#### GIVEN PROBLEM:
With the images removed, repeat the data below exactly.

++++++++

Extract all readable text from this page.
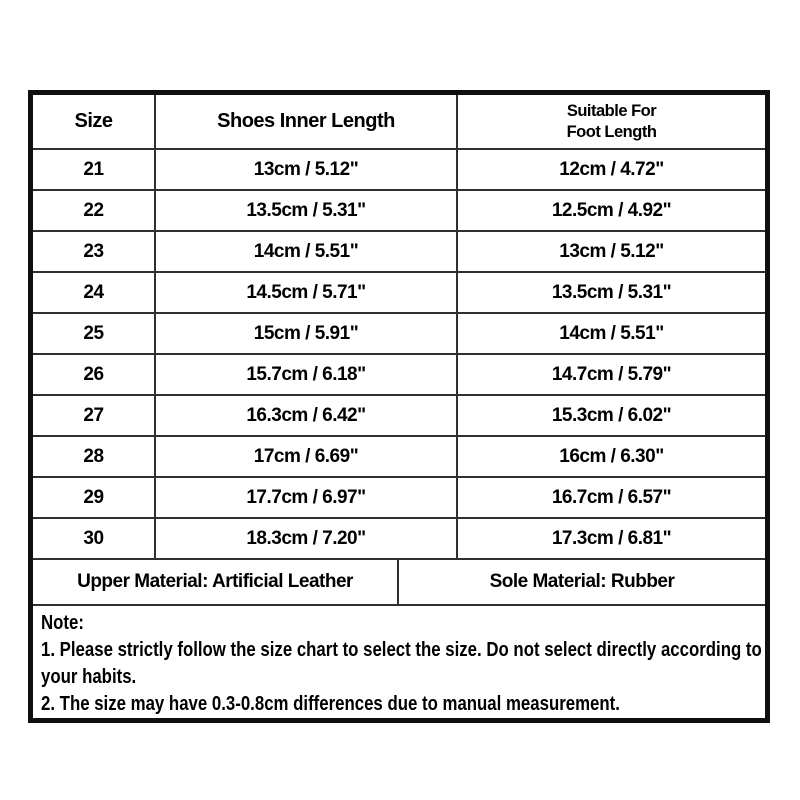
Size	Shoes Inner Length	Suitable For
Foot Length
21	13cm / 5.12"	12cm / 4.72"
22	13.5cm / 5.31"	12.5cm / 4.92"
23	14cm / 5.51"	13cm / 5.12"
24	14.5cm / 5.71"	13.5cm / 5.31"
25	15cm / 5.91"	14cm / 5.51"
26	15.7cm / 6.18"	14.7cm / 5.79"
27	16.3cm / 6.42"	15.3cm / 6.02"
28	17cm / 6.69"	16cm / 6.30"
29	17.7cm / 6.97"	16.7cm / 6.57"
30	18.3cm / 7.20"	17.3cm / 6.81"
Upper Material: Artificial Leather	Sole Material: Rubber
Note:
1. Please strictly follow the size chart to select the size. Do not select directly according to your habits.
2. The size may have 0.3-0.8cm differences due to manual measurement.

++++++++

#### SOLUTION:
Extract all readable text from this page.
Size	Shoes Inner Length	Suitable For
Foot Length
21	13cm / 5.12"	12cm / 4.72"
22	13.5cm / 5.31"	12.5cm / 4.92"
23	14cm / 5.51"	13cm / 5.12"
24	14.5cm / 5.71"	13.5cm / 5.31"
25	15cm / 5.91"	14cm / 5.51"
26	15.7cm / 6.18"	14.7cm / 5.79"
27	16.3cm / 6.42"	15.3cm / 6.02"
28	17cm / 6.69"	16cm / 6.30"
29	17.7cm / 6.97"	16.7cm / 6.57"
30	18.3cm / 7.20"	17.3cm / 6.81"
Upper Material: Artificial Leather	Sole Material: Rubber
Note:
1. Please strictly follow the size chart to select the size. Do not select directly according to your habits.
2. The size may have 0.3-0.8cm differences due to manual measurement.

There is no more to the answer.